■ **Passage given**
** Begin **
By Karen E. Klein Q: I have owned and operated a small photo lab since 1991. With the introduction of digital technology, the business has worsened dramatically. I have upgraded my equipment to print digital, but I'm still finding it hard to get customers into my store. Any suggestions?

-- A.S., Sussex, England

A: Yours is a familiar story. Many small businesses that sell and/or service one form of technology or product find they must adapt or die when technology shifts radically. In your case, as customers are making the transition to digital photography, many are printing pictures at home or at self-service kiosks in drugstores and supermarkets.

Your scenario demonstrates why every company, whether technology-centered or not, must stay well ahead of industry news and trends to ensure that the business will remain viable as times and circumstances change.

FULFILL NEW NEEDS. What you must do now, experts say, is expand your product-and-service offerings, making yourself into the customer's best asset in terms of guidance and convenience. Start by thinking about the problems consumers may be having with those new-fangled digital cameras. Often, the companies that manufacture them provide less-than-stellar customer support. The camera and its accessories may seem complex and confusing to laypeople.
** End **
■ **Stored rows**
** Begin **
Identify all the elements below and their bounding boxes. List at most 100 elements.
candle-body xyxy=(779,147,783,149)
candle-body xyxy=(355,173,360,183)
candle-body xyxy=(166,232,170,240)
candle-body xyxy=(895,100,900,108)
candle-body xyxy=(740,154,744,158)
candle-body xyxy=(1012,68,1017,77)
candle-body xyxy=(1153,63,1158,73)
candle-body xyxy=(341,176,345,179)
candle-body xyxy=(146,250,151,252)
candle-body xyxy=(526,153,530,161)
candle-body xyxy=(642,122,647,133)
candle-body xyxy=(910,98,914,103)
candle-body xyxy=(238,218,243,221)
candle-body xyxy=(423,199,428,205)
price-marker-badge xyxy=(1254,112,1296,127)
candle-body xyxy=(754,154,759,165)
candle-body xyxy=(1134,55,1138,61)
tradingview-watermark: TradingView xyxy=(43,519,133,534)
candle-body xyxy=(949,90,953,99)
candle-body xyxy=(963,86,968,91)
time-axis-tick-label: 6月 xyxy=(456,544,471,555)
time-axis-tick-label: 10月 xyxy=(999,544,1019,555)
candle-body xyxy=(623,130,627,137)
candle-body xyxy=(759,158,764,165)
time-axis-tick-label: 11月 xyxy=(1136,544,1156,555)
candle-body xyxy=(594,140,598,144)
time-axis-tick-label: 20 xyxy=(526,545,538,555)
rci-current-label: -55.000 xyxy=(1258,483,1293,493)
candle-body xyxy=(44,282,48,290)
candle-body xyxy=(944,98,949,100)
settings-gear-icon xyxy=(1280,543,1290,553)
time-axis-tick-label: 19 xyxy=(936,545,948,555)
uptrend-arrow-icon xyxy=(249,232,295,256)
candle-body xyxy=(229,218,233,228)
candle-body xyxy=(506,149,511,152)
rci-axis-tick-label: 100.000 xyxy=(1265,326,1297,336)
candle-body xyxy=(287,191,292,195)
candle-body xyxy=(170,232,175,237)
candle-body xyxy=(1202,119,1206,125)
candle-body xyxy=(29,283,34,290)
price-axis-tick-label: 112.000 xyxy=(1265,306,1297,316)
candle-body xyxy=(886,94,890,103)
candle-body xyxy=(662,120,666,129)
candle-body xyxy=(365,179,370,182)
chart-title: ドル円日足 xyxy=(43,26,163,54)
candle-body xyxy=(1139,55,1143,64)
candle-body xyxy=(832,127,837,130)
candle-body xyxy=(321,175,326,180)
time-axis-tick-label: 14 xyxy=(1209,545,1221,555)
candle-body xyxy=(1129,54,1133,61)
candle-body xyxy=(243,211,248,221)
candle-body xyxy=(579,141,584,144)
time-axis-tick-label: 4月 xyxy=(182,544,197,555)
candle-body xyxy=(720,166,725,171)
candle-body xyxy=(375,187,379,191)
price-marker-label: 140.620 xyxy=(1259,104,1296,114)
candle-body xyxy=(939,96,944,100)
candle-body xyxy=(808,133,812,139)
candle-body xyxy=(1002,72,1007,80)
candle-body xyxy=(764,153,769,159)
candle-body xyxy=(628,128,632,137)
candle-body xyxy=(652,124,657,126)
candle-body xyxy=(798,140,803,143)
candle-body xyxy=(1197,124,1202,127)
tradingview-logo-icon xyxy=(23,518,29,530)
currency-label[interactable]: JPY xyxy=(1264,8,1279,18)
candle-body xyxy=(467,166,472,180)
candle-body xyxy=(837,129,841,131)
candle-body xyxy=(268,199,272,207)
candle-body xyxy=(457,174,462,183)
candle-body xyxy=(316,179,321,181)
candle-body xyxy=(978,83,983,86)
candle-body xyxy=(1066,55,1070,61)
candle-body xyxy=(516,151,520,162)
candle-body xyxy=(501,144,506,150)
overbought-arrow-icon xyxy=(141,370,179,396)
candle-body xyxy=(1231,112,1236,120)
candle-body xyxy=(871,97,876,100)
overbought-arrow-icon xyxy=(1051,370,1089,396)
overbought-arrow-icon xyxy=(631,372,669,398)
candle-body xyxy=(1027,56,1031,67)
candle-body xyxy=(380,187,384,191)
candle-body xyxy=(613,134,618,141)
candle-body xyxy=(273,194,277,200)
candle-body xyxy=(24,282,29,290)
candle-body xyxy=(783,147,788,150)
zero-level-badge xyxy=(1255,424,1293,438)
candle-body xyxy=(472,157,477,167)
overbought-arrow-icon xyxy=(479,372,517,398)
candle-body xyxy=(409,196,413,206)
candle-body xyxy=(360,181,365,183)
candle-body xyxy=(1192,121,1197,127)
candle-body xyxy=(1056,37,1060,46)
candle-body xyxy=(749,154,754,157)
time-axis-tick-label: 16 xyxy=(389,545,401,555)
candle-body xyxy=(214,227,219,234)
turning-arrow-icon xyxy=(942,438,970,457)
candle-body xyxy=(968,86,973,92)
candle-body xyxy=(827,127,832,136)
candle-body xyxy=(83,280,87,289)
** End **
■ **Instructions**
A. Retype the part of the photo lab advice column starting at "Your scenario demonstrates" and ending at "confusing to laypeople.".
B. Does the photo lab advice column agree with each statement below? For each, answer yes or no and quote the words from the column that settle it.
(i) The owner has run the photo lab since 1991.
(ii) The owner has not yet upgraded any equipment to print digital photos.
(iii) Makers of digital cameras often provide excellent customer support.
C. Carry on the photo lab advice column from the last sentence shown.

■ **Answers in order**
A.
Your scenario demonstrates why every company, whether technology-centered or not, must stay well ahead of industry news and trends to ensure that the business will remain viable as times and circumstances change.

FULFILL NEW NEEDS. What you must do now, experts say, is expand your product-and-service offerings, making yourself into the customer's best asset in terms of guidance and convenience. Start by thinking about the problems consumers may be having with those new-fangled digital cameras. Often, the companies that manufacture them provide less-than-stellar customer support. The camera and its accessories may seem complex and confusing to laypeople.

B.
(i) Yes: "I have owned and operated a small photo lab since 1991."
(ii) No: "I have upgraded my equipment to print digital"
(iii) No: "Often, the companies that manufacture them provide less-than-stellar customer support."

C.
So, become a photo expert, not just a photo chemical-developing expert, says Marty Shindler, a small business consultant based in Encino, Calif. "Offer to print digital pictures for customers while they wait, at a very competitive price," he says. "Suggest to customers that they e-mail the digital files to you and that the prints would be ready when they arrive at your store, thereby saving them time. Set up an online order slip for their submissions."

And, take advantage of the developing market (no pun intended) for converting old family or historical photos to digital formats for long-term storage. To that end, do some market research into your local senior citizen community, suggests Robert M. Donnelly, a New York City-based entrepreneurial consultant and author.

CAST A NET. "Senior citizens have accumulated a treasure trove of personal and family photos, but since they are by and large not tech-savvy, they cannot convert them to any of the digital media that's becoming more a part of our everyday lives like CDs, electronic albums on PC, and flash videos," he says. "In addition, they are probably still taking photos the old-fashioned way, because they don't know how to use digital cameras, camcorders, and other digital devices."

How do you hook up with these seniors and other prospective customers for your new services? "Be proactive and get out of the store -- don't just wait for customers to come into your shop," advises Donnelly. "Tap into a segment of customers who have a problem for which you have a solution."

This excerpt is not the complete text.